[Dataset excerpt]

_ _ _ _ _

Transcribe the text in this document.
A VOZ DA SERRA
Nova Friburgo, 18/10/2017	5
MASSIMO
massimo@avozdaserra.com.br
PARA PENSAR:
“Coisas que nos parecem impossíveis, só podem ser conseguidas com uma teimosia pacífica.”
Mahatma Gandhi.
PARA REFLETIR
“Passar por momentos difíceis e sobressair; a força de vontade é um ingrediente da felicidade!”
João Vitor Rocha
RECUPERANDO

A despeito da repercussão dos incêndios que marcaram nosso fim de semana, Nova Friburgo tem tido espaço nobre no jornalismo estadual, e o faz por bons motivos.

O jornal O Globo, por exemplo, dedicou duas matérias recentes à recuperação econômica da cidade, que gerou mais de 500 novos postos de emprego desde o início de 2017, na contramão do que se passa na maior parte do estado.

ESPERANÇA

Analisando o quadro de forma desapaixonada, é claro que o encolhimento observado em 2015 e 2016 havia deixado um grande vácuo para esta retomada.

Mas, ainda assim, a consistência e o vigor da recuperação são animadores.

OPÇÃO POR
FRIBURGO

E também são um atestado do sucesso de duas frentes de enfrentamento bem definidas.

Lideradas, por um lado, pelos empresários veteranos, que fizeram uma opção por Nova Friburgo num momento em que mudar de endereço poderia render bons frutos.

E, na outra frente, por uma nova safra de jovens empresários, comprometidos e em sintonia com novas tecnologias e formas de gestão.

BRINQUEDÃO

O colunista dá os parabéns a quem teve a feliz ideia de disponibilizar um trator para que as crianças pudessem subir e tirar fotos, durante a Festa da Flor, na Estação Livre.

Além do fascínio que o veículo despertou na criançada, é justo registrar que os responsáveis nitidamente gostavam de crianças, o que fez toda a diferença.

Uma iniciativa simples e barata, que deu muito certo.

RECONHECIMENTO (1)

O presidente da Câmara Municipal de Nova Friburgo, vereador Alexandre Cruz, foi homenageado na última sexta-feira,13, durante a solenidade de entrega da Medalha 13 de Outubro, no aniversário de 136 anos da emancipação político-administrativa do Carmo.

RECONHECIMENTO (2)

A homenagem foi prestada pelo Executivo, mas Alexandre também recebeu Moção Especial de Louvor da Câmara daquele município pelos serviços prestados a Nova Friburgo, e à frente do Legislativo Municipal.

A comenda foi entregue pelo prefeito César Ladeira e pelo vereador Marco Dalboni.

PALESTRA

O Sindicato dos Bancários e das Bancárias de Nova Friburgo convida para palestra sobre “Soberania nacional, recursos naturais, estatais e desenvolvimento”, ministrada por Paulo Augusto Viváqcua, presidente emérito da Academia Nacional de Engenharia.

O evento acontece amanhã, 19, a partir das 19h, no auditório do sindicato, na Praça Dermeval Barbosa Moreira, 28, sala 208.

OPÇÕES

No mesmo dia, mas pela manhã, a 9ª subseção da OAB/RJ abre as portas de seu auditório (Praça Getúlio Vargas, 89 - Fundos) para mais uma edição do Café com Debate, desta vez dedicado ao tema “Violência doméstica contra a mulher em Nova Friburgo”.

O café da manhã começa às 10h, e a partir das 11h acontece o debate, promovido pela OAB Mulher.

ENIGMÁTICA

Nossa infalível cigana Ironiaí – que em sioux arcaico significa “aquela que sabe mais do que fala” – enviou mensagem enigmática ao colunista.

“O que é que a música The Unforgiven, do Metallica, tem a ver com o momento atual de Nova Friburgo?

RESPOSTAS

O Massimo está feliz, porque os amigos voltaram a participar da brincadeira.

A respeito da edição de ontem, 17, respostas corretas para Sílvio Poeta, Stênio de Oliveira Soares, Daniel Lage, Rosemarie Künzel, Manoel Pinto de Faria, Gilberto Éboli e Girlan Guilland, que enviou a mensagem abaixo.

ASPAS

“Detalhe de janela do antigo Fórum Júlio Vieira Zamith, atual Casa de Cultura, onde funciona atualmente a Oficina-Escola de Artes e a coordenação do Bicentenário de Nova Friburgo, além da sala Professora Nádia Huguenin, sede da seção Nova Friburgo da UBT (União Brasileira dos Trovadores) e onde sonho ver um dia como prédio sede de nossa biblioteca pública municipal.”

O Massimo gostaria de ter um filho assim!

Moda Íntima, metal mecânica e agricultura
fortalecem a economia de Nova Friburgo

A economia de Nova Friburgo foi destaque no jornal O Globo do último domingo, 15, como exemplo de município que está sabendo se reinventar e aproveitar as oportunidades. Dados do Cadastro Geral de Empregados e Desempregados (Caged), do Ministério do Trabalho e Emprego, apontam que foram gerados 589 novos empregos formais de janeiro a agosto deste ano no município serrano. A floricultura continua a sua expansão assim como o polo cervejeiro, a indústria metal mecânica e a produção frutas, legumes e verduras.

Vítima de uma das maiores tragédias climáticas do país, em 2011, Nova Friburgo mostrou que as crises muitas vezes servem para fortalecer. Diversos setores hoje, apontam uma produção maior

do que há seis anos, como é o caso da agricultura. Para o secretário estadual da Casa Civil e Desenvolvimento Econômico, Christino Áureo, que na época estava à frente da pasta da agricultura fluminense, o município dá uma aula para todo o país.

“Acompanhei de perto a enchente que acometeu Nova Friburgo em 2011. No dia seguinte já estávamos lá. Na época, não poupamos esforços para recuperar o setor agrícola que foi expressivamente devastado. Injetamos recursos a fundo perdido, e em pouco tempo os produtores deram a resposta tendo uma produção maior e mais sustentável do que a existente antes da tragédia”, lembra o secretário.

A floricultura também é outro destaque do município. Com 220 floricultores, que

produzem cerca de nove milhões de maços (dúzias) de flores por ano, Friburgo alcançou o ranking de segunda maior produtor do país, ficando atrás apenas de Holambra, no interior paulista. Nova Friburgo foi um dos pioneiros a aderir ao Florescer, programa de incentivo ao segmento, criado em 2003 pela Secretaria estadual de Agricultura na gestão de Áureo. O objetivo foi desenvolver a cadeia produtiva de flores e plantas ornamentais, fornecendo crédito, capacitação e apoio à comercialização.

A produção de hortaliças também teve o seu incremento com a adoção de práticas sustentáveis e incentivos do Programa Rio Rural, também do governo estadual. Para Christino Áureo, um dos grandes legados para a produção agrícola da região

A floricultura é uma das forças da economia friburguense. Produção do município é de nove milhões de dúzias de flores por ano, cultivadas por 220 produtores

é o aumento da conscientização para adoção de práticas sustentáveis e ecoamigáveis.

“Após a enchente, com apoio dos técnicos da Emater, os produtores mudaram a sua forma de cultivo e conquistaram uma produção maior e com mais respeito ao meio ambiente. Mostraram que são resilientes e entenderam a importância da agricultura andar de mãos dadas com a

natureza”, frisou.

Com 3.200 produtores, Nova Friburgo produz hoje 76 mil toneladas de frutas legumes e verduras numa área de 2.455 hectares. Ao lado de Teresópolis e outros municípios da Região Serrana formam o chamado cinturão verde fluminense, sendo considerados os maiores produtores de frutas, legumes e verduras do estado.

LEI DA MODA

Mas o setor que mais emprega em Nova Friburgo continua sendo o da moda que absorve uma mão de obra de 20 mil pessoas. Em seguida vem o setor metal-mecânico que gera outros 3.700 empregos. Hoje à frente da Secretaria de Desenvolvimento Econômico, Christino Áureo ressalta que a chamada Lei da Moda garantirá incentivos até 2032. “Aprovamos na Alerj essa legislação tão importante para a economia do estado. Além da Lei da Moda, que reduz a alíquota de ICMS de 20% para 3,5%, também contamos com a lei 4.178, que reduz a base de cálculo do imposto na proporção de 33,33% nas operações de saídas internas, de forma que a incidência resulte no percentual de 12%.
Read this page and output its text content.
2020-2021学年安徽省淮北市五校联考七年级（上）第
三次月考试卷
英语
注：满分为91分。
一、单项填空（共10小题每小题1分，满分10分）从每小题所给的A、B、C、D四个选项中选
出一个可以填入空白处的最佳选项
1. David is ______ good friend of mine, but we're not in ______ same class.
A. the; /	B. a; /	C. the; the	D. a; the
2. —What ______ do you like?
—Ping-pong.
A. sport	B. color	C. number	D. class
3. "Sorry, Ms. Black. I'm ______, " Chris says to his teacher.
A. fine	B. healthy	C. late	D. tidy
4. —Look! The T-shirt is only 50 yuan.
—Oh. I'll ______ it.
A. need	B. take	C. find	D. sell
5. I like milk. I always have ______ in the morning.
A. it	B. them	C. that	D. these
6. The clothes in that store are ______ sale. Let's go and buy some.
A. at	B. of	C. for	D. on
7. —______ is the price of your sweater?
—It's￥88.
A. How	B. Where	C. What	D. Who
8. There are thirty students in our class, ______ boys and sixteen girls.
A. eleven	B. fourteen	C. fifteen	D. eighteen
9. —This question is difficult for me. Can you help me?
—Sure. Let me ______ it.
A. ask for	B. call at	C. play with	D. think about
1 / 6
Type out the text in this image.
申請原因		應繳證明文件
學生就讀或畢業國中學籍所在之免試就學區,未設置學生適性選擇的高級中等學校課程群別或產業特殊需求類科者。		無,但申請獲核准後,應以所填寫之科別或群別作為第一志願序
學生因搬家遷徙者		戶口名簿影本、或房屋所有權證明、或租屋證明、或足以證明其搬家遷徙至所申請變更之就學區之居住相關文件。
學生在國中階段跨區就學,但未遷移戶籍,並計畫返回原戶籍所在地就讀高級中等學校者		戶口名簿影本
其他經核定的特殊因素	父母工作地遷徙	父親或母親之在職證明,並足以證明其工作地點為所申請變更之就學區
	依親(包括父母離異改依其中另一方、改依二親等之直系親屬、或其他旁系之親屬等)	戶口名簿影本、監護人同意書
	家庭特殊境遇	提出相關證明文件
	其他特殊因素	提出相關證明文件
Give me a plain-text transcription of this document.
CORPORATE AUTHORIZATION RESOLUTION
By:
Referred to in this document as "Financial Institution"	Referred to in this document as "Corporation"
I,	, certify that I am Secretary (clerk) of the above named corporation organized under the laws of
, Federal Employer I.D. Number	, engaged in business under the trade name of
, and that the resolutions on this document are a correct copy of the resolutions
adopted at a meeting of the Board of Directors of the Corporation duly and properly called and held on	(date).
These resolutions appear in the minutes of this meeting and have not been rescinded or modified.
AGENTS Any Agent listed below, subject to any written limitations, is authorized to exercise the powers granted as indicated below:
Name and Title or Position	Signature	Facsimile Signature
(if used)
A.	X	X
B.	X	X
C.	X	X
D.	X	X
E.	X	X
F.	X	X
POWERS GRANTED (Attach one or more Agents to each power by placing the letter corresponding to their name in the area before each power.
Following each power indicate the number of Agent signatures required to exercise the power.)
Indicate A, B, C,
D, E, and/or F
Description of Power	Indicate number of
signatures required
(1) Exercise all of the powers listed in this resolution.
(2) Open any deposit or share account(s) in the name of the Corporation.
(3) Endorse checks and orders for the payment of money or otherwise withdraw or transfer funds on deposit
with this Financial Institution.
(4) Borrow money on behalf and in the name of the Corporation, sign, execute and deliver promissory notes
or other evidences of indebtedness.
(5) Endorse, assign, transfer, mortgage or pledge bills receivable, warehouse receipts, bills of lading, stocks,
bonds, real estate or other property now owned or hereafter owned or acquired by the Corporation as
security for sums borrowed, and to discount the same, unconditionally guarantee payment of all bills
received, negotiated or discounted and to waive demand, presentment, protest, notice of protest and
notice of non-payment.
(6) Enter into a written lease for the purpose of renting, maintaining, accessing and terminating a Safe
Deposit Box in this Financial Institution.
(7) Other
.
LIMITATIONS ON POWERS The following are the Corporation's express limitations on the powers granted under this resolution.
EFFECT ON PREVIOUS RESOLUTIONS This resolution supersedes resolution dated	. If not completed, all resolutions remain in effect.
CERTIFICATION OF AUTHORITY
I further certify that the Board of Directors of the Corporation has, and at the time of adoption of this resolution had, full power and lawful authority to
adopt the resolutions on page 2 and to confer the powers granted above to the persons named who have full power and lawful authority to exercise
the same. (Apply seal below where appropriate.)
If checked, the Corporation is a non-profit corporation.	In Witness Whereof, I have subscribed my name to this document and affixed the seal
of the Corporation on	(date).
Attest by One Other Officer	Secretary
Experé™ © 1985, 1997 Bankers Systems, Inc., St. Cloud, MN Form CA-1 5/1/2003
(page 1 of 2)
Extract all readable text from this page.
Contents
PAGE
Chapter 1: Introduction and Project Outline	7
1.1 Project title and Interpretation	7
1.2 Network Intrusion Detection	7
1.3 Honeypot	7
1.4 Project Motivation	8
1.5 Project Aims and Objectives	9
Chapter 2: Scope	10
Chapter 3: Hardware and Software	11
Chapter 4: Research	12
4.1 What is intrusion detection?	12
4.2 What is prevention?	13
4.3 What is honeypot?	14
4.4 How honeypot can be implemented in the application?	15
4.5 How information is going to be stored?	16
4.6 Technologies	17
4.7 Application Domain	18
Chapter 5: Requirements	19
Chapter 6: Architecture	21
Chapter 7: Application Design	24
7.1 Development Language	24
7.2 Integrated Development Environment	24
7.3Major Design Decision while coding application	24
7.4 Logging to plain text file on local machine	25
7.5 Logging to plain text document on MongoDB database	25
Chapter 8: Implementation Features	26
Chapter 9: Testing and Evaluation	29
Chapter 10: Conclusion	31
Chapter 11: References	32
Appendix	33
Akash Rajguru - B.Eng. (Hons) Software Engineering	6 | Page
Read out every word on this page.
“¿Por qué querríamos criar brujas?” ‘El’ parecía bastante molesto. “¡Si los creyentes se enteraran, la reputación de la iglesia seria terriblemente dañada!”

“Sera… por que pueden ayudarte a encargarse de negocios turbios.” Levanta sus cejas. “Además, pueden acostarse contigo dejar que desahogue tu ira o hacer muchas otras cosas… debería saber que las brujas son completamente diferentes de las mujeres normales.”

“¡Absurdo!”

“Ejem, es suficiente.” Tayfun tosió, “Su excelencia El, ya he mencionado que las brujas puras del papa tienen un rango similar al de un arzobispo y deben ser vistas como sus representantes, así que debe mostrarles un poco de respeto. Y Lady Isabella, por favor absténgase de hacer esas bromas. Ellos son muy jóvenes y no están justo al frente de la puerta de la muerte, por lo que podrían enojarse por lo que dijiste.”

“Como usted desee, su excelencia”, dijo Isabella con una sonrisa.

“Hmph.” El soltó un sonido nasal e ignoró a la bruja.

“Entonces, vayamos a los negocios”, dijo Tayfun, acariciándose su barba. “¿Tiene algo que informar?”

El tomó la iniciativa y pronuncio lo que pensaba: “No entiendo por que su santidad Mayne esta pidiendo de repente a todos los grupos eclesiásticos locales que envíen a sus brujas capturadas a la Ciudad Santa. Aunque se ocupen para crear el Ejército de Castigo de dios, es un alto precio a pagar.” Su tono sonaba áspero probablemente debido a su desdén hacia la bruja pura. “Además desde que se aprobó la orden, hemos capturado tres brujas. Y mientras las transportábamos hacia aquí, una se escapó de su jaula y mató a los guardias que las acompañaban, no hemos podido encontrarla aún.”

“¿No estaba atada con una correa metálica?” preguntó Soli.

_ _ _ _ _

## Given problem:
Reply with nothing but the number of lines in the data above that contain "adoção".

## Answer to the task:
2